→ Exercise: Below is a listing to transcribe in full and exactly; keep the pictures out.

Collected data entries:
━━━━━━━━━━━━━━━━━━━━━━━━━━━━━━
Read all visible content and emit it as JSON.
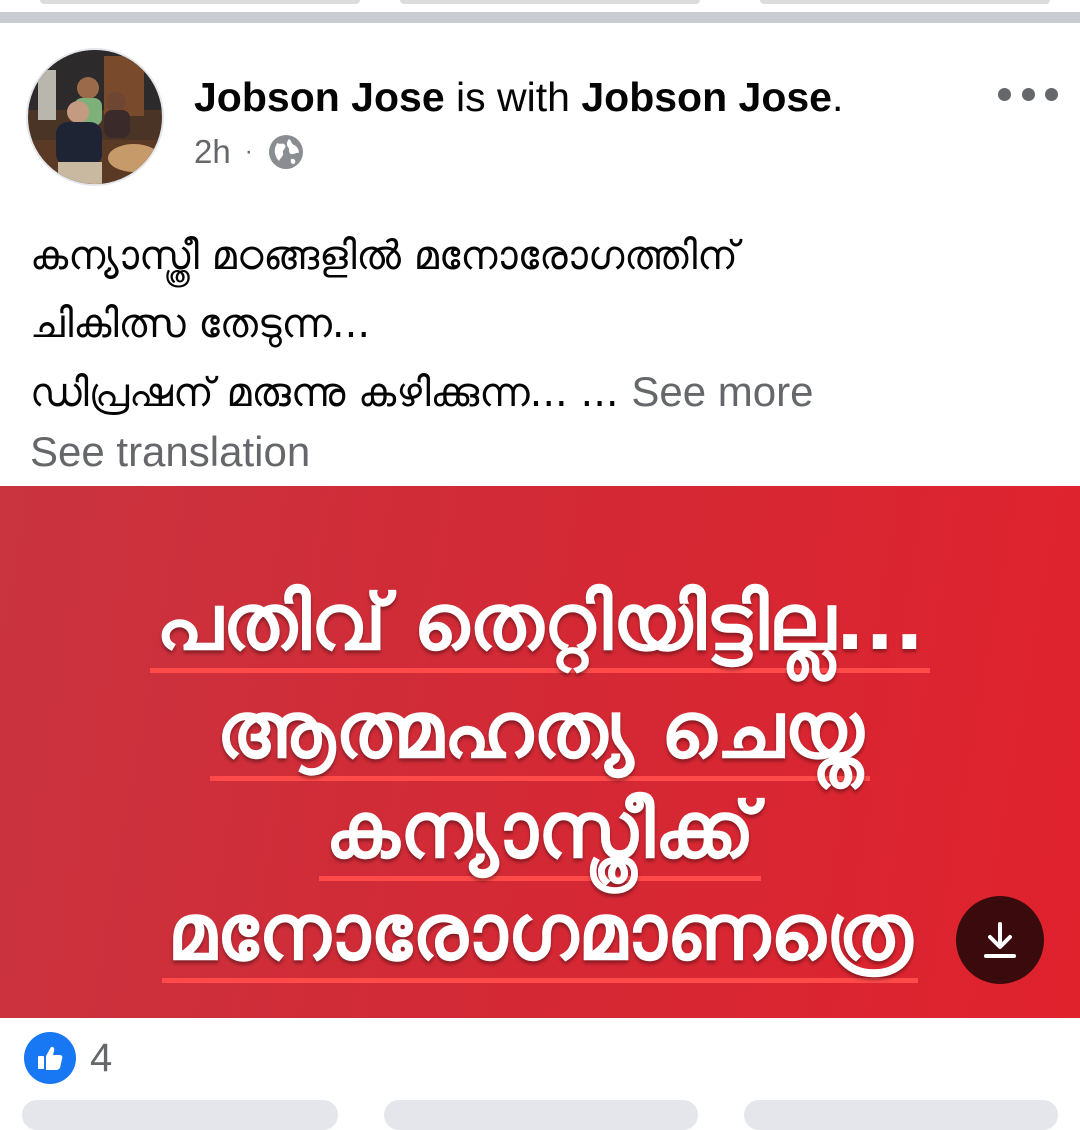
{
  "post": {
    "author_name": "Jobson Jose",
    "with_text": "is with",
    "tagged_name": "Jobson Jose",
    "time": "2h",
    "separator": "·",
    "privacy_icon": "globe-icon",
    "menu_icon": "more-options-icon"
  },
  "text": {
    "line1": "കന്യാസ്ത്രീ മഠങ്ങളിൽ മനോരോഗത്തിന്",
    "line2": "ചികിത്സ തേടുന്ന...",
    "line3": "ഡിപ്രഷന് മരുന്നു കഴിക്കുന്ന... ...",
    "see_more": "See more",
    "see_translation": "See translation"
  },
  "image": {
    "line1": "പതിവ് തെറ്റിയിട്ടില്ല...",
    "line2": "ആത്മഹത്യ ചെയ്ത",
    "line3": "കന്യാസ്ത്രീക്ക്",
    "line4": "മനോരോഗമാണത്രെ",
    "download_icon": "download-icon",
    "background_color": "#d8262f"
  },
  "reactions": {
    "icon": "like-icon",
    "count": "4",
    "color": "#1877f2"
  }
}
━━━━━━━━━━━━━━━━━━━━━━━━━━━━━━
→ Task output:
Read all visible content and emit it as JSON.
{
  "post": {
    "author_name": "Jobson Jose",
    "with_text": "is with",
    "tagged_name": "Jobson Jose",
    "time": "2h",
    "separator": "·",
    "privacy_icon": "globe-icon",
    "menu_icon": "more-options-icon"
  },
  "text": {
    "line1": "കന്യാസ്ത്രീ മഠങ്ങളിൽ മനോരോഗത്തിന്",
    "line2": "ചികിത്സ തേടുന്ന...",
    "line3": "ഡിപ്രഷന് മരുന്നു കഴിക്കുന്ന... ...",
    "see_more": "See more",
    "see_translation": "See translation"
  },
  "image": {
    "line1": "പതിവ് തെറ്റിയിട്ടില്ല...",
    "line2": "ആത്മഹത്യ ചെയ്ത",
    "line3": "കന്യാസ്ത്രീക്ക്",
    "line4": "മനോരോഗമാണത്രെ",
    "download_icon": "download-icon",
    "background_color": "#d8262f"
  },
  "reactions": {
    "icon": "like-icon",
    "count": "4",
    "color": "#1877f2"
  }
}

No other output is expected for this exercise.